START SUPPLIED DATA

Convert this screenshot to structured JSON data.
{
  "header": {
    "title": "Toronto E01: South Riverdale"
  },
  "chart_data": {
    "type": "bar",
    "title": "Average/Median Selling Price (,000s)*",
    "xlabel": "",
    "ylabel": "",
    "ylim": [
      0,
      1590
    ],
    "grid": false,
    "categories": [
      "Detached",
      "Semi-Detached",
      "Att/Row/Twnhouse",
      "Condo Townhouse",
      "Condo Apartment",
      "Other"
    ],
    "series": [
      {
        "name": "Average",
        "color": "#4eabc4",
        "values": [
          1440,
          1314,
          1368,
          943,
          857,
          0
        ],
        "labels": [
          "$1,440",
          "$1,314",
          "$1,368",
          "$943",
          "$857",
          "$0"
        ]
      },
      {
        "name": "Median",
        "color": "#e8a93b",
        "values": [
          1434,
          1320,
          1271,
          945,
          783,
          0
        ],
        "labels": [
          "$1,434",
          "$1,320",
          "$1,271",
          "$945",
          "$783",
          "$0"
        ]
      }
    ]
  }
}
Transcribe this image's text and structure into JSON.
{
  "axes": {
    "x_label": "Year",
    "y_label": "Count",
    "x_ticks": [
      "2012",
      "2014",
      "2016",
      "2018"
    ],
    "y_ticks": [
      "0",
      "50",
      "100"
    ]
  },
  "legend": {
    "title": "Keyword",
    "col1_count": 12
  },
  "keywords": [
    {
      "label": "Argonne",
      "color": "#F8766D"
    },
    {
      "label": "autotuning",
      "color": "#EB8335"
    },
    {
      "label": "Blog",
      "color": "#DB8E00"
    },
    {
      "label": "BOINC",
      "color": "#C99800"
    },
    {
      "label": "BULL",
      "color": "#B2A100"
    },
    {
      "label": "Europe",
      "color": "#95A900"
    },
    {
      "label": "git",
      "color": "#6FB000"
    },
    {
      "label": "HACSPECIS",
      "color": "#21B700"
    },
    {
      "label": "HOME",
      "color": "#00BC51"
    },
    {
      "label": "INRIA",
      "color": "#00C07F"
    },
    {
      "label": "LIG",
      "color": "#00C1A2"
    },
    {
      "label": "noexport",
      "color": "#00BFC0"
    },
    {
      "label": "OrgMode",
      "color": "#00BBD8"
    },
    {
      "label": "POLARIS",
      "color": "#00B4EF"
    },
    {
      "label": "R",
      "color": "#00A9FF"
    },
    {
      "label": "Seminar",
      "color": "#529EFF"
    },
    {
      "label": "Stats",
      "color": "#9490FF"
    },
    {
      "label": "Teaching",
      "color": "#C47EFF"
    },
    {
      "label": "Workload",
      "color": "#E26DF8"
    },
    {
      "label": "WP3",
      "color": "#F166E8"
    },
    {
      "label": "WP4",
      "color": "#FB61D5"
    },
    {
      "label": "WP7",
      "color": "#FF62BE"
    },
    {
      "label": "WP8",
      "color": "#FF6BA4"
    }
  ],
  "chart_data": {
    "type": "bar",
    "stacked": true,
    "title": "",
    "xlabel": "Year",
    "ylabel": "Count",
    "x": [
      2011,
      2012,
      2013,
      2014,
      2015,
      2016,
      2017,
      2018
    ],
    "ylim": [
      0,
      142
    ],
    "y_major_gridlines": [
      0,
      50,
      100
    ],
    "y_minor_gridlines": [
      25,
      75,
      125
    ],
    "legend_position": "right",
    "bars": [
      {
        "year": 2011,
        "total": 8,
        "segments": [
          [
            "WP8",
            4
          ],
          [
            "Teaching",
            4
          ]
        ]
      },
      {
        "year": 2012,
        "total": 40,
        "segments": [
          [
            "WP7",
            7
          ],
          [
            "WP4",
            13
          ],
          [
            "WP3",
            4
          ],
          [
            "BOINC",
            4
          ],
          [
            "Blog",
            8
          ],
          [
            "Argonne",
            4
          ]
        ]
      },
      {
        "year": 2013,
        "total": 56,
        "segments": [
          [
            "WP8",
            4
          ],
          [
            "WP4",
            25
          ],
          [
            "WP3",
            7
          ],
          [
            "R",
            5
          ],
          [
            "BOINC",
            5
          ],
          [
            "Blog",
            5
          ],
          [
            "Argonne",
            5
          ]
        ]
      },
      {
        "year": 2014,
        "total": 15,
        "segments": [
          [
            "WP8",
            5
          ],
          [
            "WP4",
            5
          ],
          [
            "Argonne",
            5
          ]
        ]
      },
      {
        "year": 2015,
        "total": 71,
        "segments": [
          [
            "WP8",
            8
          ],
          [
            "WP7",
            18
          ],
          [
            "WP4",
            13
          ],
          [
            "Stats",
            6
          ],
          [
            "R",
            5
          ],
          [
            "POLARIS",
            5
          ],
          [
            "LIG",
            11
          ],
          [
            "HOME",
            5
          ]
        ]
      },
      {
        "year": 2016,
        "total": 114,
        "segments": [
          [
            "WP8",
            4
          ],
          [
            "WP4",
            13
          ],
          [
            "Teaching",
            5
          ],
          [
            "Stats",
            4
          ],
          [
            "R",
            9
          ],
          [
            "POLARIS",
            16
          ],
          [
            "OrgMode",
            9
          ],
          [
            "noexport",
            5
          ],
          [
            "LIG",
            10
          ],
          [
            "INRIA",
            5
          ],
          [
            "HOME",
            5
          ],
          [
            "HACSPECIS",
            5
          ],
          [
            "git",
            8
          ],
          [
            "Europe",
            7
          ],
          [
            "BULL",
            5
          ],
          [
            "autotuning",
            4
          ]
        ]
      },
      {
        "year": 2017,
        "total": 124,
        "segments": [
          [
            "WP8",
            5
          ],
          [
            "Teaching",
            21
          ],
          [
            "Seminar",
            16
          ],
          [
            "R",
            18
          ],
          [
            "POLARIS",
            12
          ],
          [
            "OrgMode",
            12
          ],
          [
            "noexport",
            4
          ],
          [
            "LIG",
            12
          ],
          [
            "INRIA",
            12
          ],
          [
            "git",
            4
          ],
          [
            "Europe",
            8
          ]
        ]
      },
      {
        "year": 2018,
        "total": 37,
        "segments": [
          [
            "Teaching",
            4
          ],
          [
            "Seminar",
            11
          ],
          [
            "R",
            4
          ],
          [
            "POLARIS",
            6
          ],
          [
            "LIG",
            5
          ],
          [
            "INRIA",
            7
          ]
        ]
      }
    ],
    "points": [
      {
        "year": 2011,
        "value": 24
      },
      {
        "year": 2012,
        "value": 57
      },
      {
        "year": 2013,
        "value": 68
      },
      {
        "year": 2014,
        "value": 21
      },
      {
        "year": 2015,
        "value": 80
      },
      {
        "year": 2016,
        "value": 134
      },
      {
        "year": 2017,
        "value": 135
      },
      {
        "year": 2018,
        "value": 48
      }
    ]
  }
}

END SUPPLIED DATA

▸ TASK OBJECTIVE:
Give back all the data exactly as written.

▸ WORKED SOLUTION:
Convert this screenshot to structured JSON data.
{
  "header": {
    "title": "Toronto E01: South Riverdale"
  },
  "chart_data": {
    "type": "bar",
    "title": "Average/Median Selling Price (,000s)*",
    "xlabel": "",
    "ylabel": "",
    "ylim": [
      0,
      1590
    ],
    "grid": false,
    "categories": [
      "Detached",
      "Semi-Detached",
      "Att/Row/Twnhouse",
      "Condo Townhouse",
      "Condo Apartment",
      "Other"
    ],
    "series": [
      {
        "name": "Average",
        "color": "#4eabc4",
        "values": [
          1440,
          1314,
          1368,
          943,
          857,
          0
        ],
        "labels": [
          "$1,440",
          "$1,314",
          "$1,368",
          "$943",
          "$857",
          "$0"
        ]
      },
      {
        "name": "Median",
        "color": "#e8a93b",
        "values": [
          1434,
          1320,
          1271,
          945,
          783,
          0
        ],
        "labels": [
          "$1,434",
          "$1,320",
          "$1,271",
          "$945",
          "$783",
          "$0"
        ]
      }
    ]
  }
}
Transcribe this image's text and structure into JSON.
{
  "axes": {
    "x_label": "Year",
    "y_label": "Count",
    "x_ticks": [
      "2012",
      "2014",
      "2016",
      "2018"
    ],
    "y_ticks": [
      "0",
      "50",
      "100"
    ]
  },
  "legend": {
    "title": "Keyword",
    "col1_count": 12
  },
  "keywords": [
    {
      "label": "Argonne",
      "color": "#F8766D"
    },
    {
      "label": "autotuning",
      "color": "#EB8335"
    },
    {
      "label": "Blog",
      "color": "#DB8E00"
    },
    {
      "label": "BOINC",
      "color": "#C99800"
    },
    {
      "label": "BULL",
      "color": "#B2A100"
    },
    {
      "label": "Europe",
      "color": "#95A900"
    },
    {
      "label": "git",
      "color": "#6FB000"
    },
    {
      "label": "HACSPECIS",
      "color": "#21B700"
    },
    {
      "label": "HOME",
      "color": "#00BC51"
    },
    {
      "label": "INRIA",
      "color": "#00C07F"
    },
    {
      "label": "LIG",
      "color": "#00C1A2"
    },
    {
      "label": "noexport",
      "color": "#00BFC0"
    },
    {
      "label": "OrgMode",
      "color": "#00BBD8"
    },
    {
      "label": "POLARIS",
      "color": "#00B4EF"
    },
    {
      "label": "R",
      "color": "#00A9FF"
    },
    {
      "label": "Seminar",
      "color": "#529EFF"
    },
    {
      "label": "Stats",
      "color": "#9490FF"
    },
    {
      "label": "Teaching",
      "color": "#C47EFF"
    },
    {
      "label": "Workload",
      "color": "#E26DF8"
    },
    {
      "label": "WP3",
      "color": "#F166E8"
    },
    {
      "label": "WP4",
      "color": "#FB61D5"
    },
    {
      "label": "WP7",
      "color": "#FF62BE"
    },
    {
      "label": "WP8",
      "color": "#FF6BA4"
    }
  ],
  "chart_data": {
    "type": "bar",
    "stacked": true,
    "title": "",
    "xlabel": "Year",
    "ylabel": "Count",
    "x": [
      2011,
      2012,
      2013,
      2014,
      2015,
      2016,
      2017,
      2018
    ],
    "ylim": [
      0,
      142
    ],
    "y_major_gridlines": [
      0,
      50,
      100
    ],
    "y_minor_gridlines": [
      25,
      75,
      125
    ],
    "legend_position": "right",
    "bars": [
      {
        "year": 2011,
        "total": 8,
        "segments": [
          [
            "WP8",
            4
          ],
          [
            "Teaching",
            4
          ]
        ]
      },
      {
        "year": 2012,
        "total": 40,
        "segments": [
          [
            "WP7",
            7
          ],
          [
            "WP4",
            13
          ],
          [
            "WP3",
            4
          ],
          [
            "BOINC",
            4
          ],
          [
            "Blog",
            8
          ],
          [
            "Argonne",
            4
          ]
        ]
      },
      {
        "year": 2013,
        "total": 56,
        "segments": [
          [
            "WP8",
            4
          ],
          [
            "WP4",
            25
          ],
          [
            "WP3",
            7
          ],
          [
            "R",
            5
          ],
          [
            "BOINC",
            5
          ],
          [
            "Blog",
            5
          ],
          [
            "Argonne",
            5
          ]
        ]
      },
      {
        "year": 2014,
        "total": 15,
        "segments": [
          [
            "WP8",
            5
          ],
          [
            "WP4",
            5
          ],
          [
            "Argonne",
            5
          ]
        ]
      },
      {
        "year": 2015,
        "total": 71,
        "segments": [
          [
            "WP8",
            8
          ],
          [
            "WP7",
            18
          ],
          [
            "WP4",
            13
          ],
          [
            "Stats",
            6
          ],
          [
            "R",
            5
          ],
          [
            "POLARIS",
            5
          ],
          [
            "LIG",
            11
          ],
          [
            "HOME",
            5
          ]
        ]
      },
      {
        "year": 2016,
        "total": 114,
        "segments": [
          [
            "WP8",
            4
          ],
          [
            "WP4",
            13
          ],
          [
            "Teaching",
            5
          ],
          [
            "Stats",
            4
          ],
          [
            "R",
            9
          ],
          [
            "POLARIS",
            16
          ],
          [
            "OrgMode",
            9
          ],
          [
            "noexport",
            5
          ],
          [
            "LIG",
            10
          ],
          [
            "INRIA",
            5
          ],
          [
            "HOME",
            5
          ],
          [
            "HACSPECIS",
            5
          ],
          [
            "git",
            8
          ],
          [
            "Europe",
            7
          ],
          [
            "BULL",
            5
          ],
          [
            "autotuning",
            4
          ]
        ]
      },
      {
        "year": 2017,
        "total": 124,
        "segments": [
          [
            "WP8",
            5
          ],
          [
            "Teaching",
            21
          ],
          [
            "Seminar",
            16
          ],
          [
            "R",
            18
          ],
          [
            "POLARIS",
            12
          ],
          [
            "OrgMode",
            12
          ],
          [
            "noexport",
            4
          ],
          [
            "LIG",
            12
          ],
          [
            "INRIA",
            12
          ],
          [
            "git",
            4
          ],
          [
            "Europe",
            8
          ]
        ]
      },
      {
        "year": 2018,
        "total": 37,
        "segments": [
          [
            "Teaching",
            4
          ],
          [
            "Seminar",
            11
          ],
          [
            "R",
            4
          ],
          [
            "POLARIS",
            6
          ],
          [
            "LIG",
            5
          ],
          [
            "INRIA",
            7
          ]
        ]
      }
    ],
    "points": [
      {
        "year": 2011,
        "value": 24
      },
      {
        "year": 2012,
        "value": 57
      },
      {
        "year": 2013,
        "value": 68
      },
      {
        "year": 2014,
        "value": 21
      },
      {
        "year": 2015,
        "value": 80
      },
      {
        "year": 2016,
        "value": 134
      },
      {
        "year": 2017,
        "value": 135
      },
      {
        "year": 2018,
        "value": 48
      }
    ]
  }
}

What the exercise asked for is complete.